Text segment:
American actor, musician, and singer-songwriter

Nathaniel Marvin Wolff (born December 17, 1994) is an American actor, musician, and singer-songwriter. He initially gained recognition for composing the music for The Naked Brothers Band (2007–2009), a Nickelodeon television series he starred in with his younger brother, Alex, that was created by his actress mother, Polly Draper. Wolff's jazz musician father, Michael Wolff, co-produced the series' soundtrack albums The Naked Brothers Band (2007) and I Don't Want to Go to School (2008), both of which placed the 23rd spot on the Billboard 200 charts.

After the Nickelodeon series concluded, he and his brother formed the music duo Nat & Alex Wolff and they released the albums Black Sheep (2011), Public Places (2016), and Table for Two (2023). Wolff later became known for his lead role in the film Paper Towns (2015) and starring in other movies, such as Admission (2013), Behaving Badly (2013), Palo Alto (2013), The Fault in Our Stars (2014), Ashby (2015), Home Again (2017), the Netflix adaptation of Death Note (2017), Stella's Last Weekend (2018), Rosy (2018), and Mortal (2020).

==Early life==
Wolff was born on December 17, 1994, in Los Angeles, California, to jazz musician Michael Wolff and actress Polly Draper. He is the older brother of actor and musician Alex Wolff. His uncle is venture capitalist Tim Draper, and he is a cousin to TV personality and venture capitalist Jesse Draper. He is also a maternal grandson of venture capitalist and civic leader William Henry Draper III, and a great-grandson to banker and diplomat William Henry Draper, Jr. His father is Jewish, while his mother is from a Christian background, and Wolff was raised "culturally Jewish."

Wolff has Tourette's syndrome that he inherited from his father.

When he and his younger brother were toddlers, they climbed out of the bathtub and referred to themselves as "the naked brothers band", which inspired the name of the Nickelodeon TV series.

Wolff taught himself to play major and minor chords on the piano at the age of 4. As his father recalls, "I asked him, 'How did you learn them?' He said, 'Dad, they're right here.' I said, 'What are those chords?' He said, 'These are my proud chords.'" Around this age, his passion for The Beatles emboldened him to start writing his own songs. Throughout the years he attended preschool, he, alongside his best friends, constructed a band called The Silver Boulders.

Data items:
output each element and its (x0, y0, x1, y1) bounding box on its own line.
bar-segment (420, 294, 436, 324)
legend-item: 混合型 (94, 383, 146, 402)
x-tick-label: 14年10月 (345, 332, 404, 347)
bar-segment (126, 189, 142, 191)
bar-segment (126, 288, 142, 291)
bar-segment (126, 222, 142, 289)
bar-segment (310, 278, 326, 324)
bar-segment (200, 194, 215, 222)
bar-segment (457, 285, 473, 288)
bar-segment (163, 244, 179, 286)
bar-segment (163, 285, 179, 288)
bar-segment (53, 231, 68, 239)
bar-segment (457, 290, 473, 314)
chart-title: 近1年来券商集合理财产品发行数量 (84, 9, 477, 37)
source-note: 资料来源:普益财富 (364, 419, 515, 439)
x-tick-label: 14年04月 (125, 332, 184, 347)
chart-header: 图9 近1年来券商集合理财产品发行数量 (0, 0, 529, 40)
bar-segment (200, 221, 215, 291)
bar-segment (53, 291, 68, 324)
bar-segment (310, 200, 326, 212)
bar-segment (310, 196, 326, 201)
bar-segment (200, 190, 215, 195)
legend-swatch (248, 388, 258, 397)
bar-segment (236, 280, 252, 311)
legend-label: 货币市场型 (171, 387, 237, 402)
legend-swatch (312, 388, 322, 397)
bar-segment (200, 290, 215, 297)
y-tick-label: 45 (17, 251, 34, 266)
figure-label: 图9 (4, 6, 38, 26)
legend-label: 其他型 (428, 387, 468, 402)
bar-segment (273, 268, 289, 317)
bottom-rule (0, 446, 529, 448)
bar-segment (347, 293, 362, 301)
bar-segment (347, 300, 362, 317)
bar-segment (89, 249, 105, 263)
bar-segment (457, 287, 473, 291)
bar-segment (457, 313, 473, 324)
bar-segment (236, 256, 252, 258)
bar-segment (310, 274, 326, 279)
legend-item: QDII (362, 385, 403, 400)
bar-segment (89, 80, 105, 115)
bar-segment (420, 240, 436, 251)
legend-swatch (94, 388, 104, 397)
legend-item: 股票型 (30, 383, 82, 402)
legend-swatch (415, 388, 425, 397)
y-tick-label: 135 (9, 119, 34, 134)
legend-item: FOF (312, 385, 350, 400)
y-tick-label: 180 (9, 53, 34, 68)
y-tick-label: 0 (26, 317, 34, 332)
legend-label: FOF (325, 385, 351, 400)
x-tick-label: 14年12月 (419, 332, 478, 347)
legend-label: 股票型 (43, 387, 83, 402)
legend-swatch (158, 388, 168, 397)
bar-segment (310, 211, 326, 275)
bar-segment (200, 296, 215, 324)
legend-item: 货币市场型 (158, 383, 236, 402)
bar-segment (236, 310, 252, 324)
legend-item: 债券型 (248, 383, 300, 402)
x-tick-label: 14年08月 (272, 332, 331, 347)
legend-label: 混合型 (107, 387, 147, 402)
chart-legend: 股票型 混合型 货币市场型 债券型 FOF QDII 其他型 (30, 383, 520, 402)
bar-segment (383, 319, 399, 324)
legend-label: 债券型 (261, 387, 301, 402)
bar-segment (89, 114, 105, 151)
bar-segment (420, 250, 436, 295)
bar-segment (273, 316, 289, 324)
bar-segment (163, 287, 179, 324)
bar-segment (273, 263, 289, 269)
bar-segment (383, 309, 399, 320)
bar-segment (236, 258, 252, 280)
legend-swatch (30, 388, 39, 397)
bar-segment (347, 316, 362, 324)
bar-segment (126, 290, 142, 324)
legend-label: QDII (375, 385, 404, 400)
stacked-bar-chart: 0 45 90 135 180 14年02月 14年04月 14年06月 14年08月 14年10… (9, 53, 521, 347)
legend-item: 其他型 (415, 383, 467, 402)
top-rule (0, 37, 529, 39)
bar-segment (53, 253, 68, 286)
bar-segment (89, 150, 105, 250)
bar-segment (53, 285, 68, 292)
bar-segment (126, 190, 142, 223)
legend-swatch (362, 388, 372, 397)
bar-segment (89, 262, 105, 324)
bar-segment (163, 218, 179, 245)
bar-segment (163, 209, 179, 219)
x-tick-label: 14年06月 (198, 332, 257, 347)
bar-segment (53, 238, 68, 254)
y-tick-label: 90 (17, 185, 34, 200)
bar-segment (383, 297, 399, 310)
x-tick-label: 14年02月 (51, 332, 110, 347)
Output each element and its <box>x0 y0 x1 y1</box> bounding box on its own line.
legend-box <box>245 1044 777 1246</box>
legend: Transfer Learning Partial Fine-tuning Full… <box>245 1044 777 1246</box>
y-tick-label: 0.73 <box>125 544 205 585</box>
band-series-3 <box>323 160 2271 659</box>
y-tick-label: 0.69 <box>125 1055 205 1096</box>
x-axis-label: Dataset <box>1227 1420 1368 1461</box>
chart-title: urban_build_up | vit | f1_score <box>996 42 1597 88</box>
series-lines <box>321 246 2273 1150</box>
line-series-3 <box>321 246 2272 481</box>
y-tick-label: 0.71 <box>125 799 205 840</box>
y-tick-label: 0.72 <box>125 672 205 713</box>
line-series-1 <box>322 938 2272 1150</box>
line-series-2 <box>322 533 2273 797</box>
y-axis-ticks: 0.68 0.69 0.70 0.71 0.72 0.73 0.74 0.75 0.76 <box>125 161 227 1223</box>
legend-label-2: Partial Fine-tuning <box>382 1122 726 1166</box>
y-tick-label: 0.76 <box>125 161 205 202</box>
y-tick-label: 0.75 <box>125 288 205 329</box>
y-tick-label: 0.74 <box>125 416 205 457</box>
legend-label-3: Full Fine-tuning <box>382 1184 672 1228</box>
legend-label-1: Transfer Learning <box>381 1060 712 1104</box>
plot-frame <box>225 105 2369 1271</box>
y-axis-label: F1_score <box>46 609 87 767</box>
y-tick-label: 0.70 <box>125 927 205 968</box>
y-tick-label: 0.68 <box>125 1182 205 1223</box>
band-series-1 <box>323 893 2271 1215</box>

Exercise prompt: From the text about Nat Wolff, list every album that the duo Nat & Alex Wolff released, with its year.

Written solution:
- Black Sheep (2011)
- Public Places (2016)
- Table for Two (2023)